» MATERIAL PROVIDED:
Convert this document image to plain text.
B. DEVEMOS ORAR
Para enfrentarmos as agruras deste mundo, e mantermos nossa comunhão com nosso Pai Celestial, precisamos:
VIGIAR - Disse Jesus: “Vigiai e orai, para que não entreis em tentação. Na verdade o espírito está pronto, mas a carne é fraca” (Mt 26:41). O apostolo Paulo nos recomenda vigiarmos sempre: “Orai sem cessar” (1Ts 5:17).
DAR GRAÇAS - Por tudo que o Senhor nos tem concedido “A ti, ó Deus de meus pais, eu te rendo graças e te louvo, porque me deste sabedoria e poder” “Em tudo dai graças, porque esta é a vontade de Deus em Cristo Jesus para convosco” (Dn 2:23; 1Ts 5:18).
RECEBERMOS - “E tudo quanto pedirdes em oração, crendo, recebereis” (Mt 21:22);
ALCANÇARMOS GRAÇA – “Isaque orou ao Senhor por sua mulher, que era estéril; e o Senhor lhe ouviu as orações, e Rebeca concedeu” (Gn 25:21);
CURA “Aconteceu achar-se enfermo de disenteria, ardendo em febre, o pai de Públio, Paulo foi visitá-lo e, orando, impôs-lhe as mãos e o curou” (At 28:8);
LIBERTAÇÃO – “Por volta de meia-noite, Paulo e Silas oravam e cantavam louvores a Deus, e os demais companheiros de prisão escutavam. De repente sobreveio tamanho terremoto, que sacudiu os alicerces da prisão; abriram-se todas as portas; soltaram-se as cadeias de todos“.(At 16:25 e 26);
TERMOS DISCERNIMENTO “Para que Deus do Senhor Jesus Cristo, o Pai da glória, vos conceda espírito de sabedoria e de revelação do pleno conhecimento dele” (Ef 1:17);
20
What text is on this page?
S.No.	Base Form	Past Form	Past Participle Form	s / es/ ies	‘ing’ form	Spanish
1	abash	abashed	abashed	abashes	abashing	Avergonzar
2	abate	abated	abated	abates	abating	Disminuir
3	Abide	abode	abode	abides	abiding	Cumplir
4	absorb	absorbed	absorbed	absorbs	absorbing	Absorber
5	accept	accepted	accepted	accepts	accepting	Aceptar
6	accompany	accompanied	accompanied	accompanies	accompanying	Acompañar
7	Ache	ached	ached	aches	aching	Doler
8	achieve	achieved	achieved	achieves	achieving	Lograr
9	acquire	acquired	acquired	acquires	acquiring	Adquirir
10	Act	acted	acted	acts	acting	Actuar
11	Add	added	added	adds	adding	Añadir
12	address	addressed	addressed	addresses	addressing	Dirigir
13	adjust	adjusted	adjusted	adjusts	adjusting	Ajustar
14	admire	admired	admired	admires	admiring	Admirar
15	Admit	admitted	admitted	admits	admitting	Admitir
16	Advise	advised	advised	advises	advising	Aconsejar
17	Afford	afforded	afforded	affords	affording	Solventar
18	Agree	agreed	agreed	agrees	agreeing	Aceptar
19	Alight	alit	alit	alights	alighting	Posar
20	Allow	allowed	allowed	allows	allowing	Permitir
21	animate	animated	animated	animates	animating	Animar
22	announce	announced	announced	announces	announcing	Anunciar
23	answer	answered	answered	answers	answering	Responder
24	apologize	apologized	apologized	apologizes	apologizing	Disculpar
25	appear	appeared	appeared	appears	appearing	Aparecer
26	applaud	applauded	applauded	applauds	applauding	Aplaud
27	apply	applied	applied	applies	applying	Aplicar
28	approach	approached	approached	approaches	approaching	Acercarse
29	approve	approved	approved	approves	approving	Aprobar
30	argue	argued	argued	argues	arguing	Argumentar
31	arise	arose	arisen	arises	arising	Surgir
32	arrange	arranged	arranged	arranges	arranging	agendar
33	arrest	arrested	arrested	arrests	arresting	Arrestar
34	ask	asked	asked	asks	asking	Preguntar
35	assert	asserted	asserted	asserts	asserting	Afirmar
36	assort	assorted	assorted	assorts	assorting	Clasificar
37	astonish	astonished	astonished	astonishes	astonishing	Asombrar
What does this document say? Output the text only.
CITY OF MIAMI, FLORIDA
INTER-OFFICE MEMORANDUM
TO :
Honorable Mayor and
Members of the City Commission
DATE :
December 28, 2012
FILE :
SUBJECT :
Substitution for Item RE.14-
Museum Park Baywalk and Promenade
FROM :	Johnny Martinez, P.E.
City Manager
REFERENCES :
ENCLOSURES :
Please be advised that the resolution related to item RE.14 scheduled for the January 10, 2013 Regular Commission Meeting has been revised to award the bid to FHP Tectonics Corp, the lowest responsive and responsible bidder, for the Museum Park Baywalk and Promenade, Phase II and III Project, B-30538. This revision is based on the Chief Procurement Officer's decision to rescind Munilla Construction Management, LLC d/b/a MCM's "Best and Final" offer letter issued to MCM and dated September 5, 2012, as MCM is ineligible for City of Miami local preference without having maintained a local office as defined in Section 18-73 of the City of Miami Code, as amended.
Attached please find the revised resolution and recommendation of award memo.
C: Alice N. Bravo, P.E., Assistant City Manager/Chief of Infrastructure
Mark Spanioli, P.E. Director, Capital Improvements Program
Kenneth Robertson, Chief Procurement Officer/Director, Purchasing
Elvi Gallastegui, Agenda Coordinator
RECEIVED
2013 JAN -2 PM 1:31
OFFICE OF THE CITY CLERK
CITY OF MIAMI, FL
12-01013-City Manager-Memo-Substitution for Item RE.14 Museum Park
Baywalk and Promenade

» EXERCISE PROMPT:
In the records above, find each line that holds the word "Director"; copy all such lines.

» FULL SOLUTION:
Mark Spanioli, P.E. Director, Capital Improvements Program
Kenneth Robertson, Chief Procurement Officer/Director, Purchasing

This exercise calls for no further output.